# Assigned task
Each entry below is to be given again word for word, with no pictures.
Start of Data for this task
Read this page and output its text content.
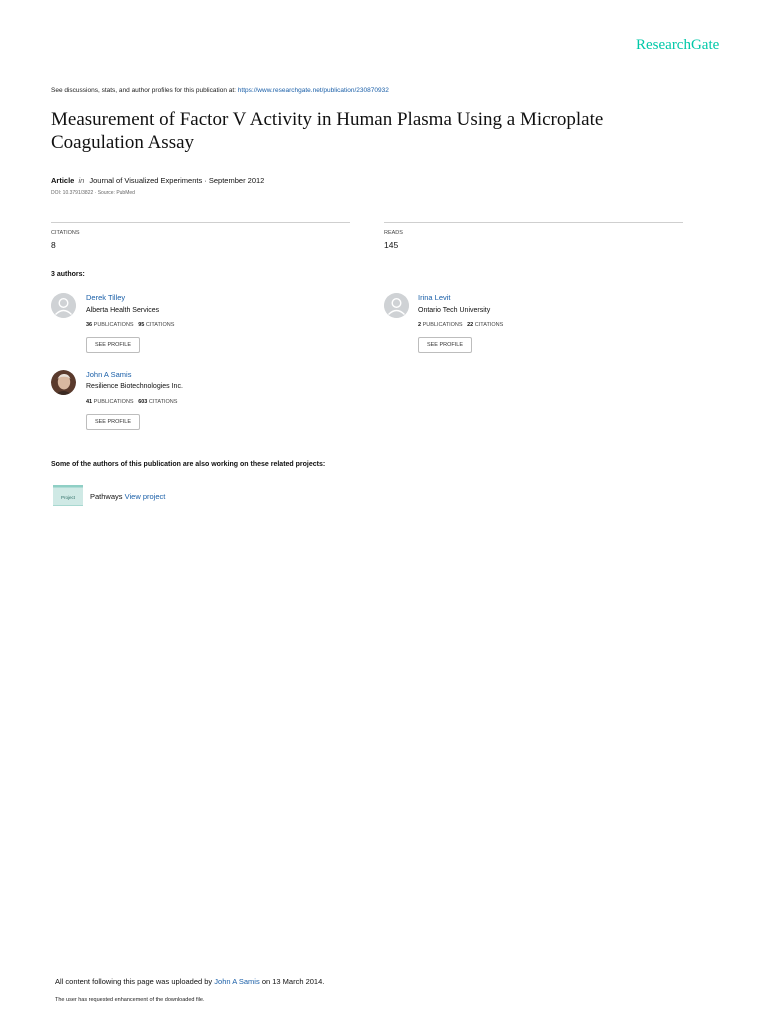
ResearchGate
See discussions, stats, and author profiles for this publication at: https://www.researchgate.net/publication/230870932
Measurement of Factor V Activity in Human Plasma Using a Microplate Coagulation Assay
Article in Journal of Visualized Experiments · September 2012
DOI: 10.3791/3822 · Source: PubMed
CITATIONS
8
READS
145
3 authors:
Derek Tilley
Alberta Health Services
36 PUBLICATIONS 95 CITATIONS
SEE PROFILE
Irina Levit
Ontario Tech University
2 PUBLICATIONS 22 CITATIONS
SEE PROFILE
John A Samis
Resilience Biotechnologies Inc.
41 PUBLICATIONS 603 CITATIONS
SEE PROFILE
Some of the authors of this publication are also working on these related projects:
Project Pathways View project
All content following this page was uploaded by John A Samis on 13 March 2014.
The user has requested enhancement of the downloaded file.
End of Data for this task
# Solution for this problem
Read this page and output its text content.
ResearchGate
See discussions, stats, and author profiles for this publication at: https://www.researchgate.net/publication/230870932
Measurement of Factor V Activity in Human Plasma Using a Microplate Coagulation Assay
Article in Journal of Visualized Experiments · September 2012
DOI: 10.3791/3822 · Source: PubMed
CITATIONS
8
READS
145
3 authors:
Derek Tilley
Alberta Health Services
36 PUBLICATIONS 95 CITATIONS
SEE PROFILE
Irina Levit
Ontario Tech University
2 PUBLICATIONS 22 CITATIONS
SEE PROFILE
John A Samis
Resilience Biotechnologies Inc.
41 PUBLICATIONS 603 CITATIONS
SEE PROFILE
Some of the authors of this publication are also working on these related projects:
Project Pathways View project
All content following this page was uploaded by John A Samis on 13 March 2014.
The user has requested enhancement of the downloaded file.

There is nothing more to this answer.